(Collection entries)
━━━━━━
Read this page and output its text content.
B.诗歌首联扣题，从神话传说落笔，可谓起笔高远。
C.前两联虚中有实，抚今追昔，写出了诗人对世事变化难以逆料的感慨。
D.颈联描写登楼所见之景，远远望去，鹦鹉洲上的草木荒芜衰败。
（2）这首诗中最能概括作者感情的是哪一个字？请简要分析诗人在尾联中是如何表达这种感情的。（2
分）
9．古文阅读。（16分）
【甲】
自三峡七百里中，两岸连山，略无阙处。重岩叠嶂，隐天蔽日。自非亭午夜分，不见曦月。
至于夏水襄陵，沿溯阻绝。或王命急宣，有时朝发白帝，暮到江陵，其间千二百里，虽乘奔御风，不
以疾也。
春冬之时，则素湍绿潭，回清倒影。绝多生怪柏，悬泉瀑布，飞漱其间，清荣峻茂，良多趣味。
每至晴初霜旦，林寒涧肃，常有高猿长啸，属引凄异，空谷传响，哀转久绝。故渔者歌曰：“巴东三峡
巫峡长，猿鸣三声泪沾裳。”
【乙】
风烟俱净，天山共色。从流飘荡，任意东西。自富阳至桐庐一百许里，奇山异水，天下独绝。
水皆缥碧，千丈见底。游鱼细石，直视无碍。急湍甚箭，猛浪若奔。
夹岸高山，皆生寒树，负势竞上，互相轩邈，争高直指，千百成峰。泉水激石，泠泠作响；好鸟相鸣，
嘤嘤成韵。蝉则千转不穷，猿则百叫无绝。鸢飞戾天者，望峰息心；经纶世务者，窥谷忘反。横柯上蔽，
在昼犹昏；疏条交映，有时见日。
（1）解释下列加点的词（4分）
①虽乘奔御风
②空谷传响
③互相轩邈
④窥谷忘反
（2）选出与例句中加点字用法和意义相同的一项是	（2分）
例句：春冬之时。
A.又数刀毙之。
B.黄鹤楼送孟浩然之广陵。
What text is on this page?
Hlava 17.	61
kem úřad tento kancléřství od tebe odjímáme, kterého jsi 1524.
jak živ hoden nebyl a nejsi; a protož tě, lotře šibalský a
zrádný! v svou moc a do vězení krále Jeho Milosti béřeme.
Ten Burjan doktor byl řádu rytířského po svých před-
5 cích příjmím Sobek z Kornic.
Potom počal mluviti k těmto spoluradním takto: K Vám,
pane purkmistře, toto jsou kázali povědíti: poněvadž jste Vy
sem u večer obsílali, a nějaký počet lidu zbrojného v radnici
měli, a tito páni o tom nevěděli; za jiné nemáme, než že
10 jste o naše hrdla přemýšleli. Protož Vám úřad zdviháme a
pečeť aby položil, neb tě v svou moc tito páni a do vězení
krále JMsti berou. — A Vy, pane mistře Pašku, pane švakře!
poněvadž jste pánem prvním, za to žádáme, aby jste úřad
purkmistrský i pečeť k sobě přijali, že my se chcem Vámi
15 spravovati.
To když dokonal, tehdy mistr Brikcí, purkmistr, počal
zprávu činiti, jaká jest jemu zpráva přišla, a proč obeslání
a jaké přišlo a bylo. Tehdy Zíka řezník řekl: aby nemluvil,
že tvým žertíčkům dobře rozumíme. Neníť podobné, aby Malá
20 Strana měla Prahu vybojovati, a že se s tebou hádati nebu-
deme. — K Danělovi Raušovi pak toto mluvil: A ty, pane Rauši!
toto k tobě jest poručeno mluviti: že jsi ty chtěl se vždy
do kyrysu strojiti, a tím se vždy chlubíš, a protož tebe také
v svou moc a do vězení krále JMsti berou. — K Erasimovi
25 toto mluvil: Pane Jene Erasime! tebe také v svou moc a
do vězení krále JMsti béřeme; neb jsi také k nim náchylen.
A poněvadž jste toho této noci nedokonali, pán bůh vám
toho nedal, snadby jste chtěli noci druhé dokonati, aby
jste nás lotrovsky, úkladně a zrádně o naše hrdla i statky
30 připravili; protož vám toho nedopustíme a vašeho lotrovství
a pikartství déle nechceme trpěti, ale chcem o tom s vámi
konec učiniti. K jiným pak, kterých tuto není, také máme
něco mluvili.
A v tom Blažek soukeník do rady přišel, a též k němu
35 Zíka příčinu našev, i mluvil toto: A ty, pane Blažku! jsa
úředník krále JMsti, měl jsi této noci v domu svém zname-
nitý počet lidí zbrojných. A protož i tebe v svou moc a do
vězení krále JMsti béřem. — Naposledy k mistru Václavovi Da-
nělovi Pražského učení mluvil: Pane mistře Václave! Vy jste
━━━━━━
▶ [YOUR TASK]:
Give all the entries again exactly; leave none out.

▶ [OUTPUT FOR THIS EXERCISE]:
Read this page and output its text content.
B.诗歌首联扣题，从神话传说落笔，可谓起笔高远。
C.前两联虚中有实，抚今追昔，写出了诗人对世事变化难以逆料的感慨。
D.颈联描写登楼所见之景，远远望去，鹦鹉洲上的草木荒芜衰败。
（2）这首诗中最能概括作者感情的是哪一个字？请简要分析诗人在尾联中是如何表达这种感情的。（2
分）
9．古文阅读。（16分）
【甲】
自三峡七百里中，两岸连山，略无阙处。重岩叠嶂，隐天蔽日。自非亭午夜分，不见曦月。
至于夏水襄陵，沿溯阻绝。或王命急宣，有时朝发白帝，暮到江陵，其间千二百里，虽乘奔御风，不
以疾也。
春冬之时，则素湍绿潭，回清倒影。绝多生怪柏，悬泉瀑布，飞漱其间，清荣峻茂，良多趣味。
每至晴初霜旦，林寒涧肃，常有高猿长啸，属引凄异，空谷传响，哀转久绝。故渔者歌曰：“巴东三峡
巫峡长，猿鸣三声泪沾裳。”
【乙】
风烟俱净，天山共色。从流飘荡，任意东西。自富阳至桐庐一百许里，奇山异水，天下独绝。
水皆缥碧，千丈见底。游鱼细石，直视无碍。急湍甚箭，猛浪若奔。
夹岸高山，皆生寒树，负势竞上，互相轩邈，争高直指，千百成峰。泉水激石，泠泠作响；好鸟相鸣，
嘤嘤成韵。蝉则千转不穷，猿则百叫无绝。鸢飞戾天者，望峰息心；经纶世务者，窥谷忘反。横柯上蔽，
在昼犹昏；疏条交映，有时见日。
（1）解释下列加点的词（4分）
①虽乘奔御风
②空谷传响
③互相轩邈
④窥谷忘反
（2）选出与例句中加点字用法和意义相同的一项是	（2分）
例句：春冬之时。
A.又数刀毙之。
B.黄鹤楼送孟浩然之广陵。
What text is on this page?
Hlava 17.	61
kem úřad tento kancléřství od tebe odjímáme, kterého jsi 1524.
jak živ hoden nebyl a nejsi; a protož tě, lotře šibalský a
zrádný! v svou moc a do vězení krále Jeho Milosti béřeme.
Ten Burjan doktor byl řádu rytířského po svých před-
5 cích příjmím Sobek z Kornic.
Potom počal mluviti k těmto spoluradním takto: K Vám,
pane purkmistře, toto jsou kázali povědíti: poněvadž jste Vy
sem u večer obsílali, a nějaký počet lidu zbrojného v radnici
měli, a tito páni o tom nevěděli; za jiné nemáme, než že
10 jste o naše hrdla přemýšleli. Protož Vám úřad zdviháme a
pečeť aby položil, neb tě v svou moc tito páni a do vězení
krále JMsti berou. — A Vy, pane mistře Pašku, pane švakře!
poněvadž jste pánem prvním, za to žádáme, aby jste úřad
purkmistrský i pečeť k sobě přijali, že my se chcem Vámi
15 spravovati.
To když dokonal, tehdy mistr Brikcí, purkmistr, počal
zprávu činiti, jaká jest jemu zpráva přišla, a proč obeslání
a jaké přišlo a bylo. Tehdy Zíka řezník řekl: aby nemluvil,
že tvým žertíčkům dobře rozumíme. Neníť podobné, aby Malá
20 Strana měla Prahu vybojovati, a že se s tebou hádati nebu-
deme. — K Danělovi Raušovi pak toto mluvil: A ty, pane Rauši!
toto k tobě jest poručeno mluviti: že jsi ty chtěl se vždy
do kyrysu strojiti, a tím se vždy chlubíš, a protož tebe také
v svou moc a do vězení krále JMsti berou. — K Erasimovi
25 toto mluvil: Pane Jene Erasime! tebe také v svou moc a
do vězení krále JMsti béřeme; neb jsi také k nim náchylen.
A poněvadž jste toho této noci nedokonali, pán bůh vám
toho nedal, snadby jste chtěli noci druhé dokonati, aby
jste nás lotrovsky, úkladně a zrádně o naše hrdla i statky
30 připravili; protož vám toho nedopustíme a vašeho lotrovství
a pikartství déle nechceme trpěti, ale chcem o tom s vámi
konec učiniti. K jiným pak, kterých tuto není, také máme
něco mluvili.
A v tom Blažek soukeník do rady přišel, a též k němu
35 Zíka příčinu našev, i mluvil toto: A ty, pane Blažku! jsa
úředník krále JMsti, měl jsi této noci v domu svém zname-
nitý počet lidí zbrojných. A protož i tebe v svou moc a do
vězení krále JMsti béřem. — Naposledy k mistru Václavovi Da-
nělovi Pražského učení mluvil: Pane mistře Václave! Vy jste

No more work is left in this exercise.